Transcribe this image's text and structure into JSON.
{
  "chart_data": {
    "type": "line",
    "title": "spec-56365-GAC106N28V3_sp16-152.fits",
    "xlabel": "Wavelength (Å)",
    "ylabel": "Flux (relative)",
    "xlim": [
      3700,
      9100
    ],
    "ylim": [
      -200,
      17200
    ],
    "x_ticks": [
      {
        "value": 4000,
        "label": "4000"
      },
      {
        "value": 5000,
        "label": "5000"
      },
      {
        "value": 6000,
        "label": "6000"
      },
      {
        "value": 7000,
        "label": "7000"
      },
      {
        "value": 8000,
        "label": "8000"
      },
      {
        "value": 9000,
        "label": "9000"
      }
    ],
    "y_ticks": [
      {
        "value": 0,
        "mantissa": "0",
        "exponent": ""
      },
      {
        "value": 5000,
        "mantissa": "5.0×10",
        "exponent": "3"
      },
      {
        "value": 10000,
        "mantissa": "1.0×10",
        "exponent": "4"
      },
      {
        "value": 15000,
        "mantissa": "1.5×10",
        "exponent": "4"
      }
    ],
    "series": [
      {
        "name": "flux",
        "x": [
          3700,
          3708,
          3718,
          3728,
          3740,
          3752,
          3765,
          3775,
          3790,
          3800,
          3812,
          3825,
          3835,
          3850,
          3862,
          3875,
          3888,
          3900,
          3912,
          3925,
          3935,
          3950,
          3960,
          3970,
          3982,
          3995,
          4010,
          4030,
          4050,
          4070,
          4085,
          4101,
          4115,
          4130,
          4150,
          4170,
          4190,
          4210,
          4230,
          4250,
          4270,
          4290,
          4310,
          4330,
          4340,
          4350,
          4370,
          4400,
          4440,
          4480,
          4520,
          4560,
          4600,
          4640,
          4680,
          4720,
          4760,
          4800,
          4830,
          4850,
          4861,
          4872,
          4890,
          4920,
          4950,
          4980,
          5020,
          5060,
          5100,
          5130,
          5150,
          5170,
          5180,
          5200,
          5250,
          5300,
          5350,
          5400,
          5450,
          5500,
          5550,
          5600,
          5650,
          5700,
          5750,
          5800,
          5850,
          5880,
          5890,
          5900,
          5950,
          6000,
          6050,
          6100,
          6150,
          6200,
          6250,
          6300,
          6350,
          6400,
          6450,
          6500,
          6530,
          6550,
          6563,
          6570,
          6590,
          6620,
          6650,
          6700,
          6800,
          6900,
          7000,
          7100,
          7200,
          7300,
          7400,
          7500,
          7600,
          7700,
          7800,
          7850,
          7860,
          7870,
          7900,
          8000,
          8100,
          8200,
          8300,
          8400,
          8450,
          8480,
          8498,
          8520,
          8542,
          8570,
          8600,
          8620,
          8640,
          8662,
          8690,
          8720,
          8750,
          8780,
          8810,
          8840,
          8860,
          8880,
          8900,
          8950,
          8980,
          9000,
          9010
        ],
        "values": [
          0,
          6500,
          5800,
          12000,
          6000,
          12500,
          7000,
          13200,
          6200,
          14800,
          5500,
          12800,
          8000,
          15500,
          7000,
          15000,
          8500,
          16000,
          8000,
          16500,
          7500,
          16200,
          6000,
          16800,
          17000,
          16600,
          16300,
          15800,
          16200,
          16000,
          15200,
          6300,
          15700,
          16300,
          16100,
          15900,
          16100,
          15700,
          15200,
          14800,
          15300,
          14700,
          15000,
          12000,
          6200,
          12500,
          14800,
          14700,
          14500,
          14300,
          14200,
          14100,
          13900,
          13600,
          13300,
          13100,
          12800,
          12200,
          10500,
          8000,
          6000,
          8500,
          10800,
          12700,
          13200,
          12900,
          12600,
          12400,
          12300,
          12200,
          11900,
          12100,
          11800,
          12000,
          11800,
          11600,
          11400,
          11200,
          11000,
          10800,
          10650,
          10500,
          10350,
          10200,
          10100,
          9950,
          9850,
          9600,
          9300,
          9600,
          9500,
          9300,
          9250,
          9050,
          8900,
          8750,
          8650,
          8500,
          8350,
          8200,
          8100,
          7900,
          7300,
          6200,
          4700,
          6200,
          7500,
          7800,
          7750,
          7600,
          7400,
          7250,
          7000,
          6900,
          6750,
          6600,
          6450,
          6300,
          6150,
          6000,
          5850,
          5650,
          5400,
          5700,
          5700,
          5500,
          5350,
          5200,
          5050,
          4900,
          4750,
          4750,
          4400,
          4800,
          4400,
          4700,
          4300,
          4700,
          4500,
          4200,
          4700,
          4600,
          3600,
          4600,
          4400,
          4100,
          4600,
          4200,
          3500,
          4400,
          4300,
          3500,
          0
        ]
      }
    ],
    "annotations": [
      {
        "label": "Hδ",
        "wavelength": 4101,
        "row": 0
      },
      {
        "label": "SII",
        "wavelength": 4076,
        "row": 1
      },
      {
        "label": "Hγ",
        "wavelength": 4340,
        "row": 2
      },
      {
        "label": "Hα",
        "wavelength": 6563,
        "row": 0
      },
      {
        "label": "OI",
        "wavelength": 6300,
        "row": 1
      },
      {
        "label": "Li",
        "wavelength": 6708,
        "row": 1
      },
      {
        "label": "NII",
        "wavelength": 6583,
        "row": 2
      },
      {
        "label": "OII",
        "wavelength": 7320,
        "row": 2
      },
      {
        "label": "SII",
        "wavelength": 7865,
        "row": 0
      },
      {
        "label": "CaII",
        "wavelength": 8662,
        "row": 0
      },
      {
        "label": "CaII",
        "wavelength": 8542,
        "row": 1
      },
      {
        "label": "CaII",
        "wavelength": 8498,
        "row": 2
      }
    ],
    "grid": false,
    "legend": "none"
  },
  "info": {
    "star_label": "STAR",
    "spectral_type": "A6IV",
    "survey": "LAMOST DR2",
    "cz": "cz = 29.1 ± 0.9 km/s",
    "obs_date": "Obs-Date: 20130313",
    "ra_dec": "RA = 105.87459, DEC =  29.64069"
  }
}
______
__Directive__. Check every line of the entries above for the word "exponent" and report how many lines contain it, giving the number only.

__Full answer__. 4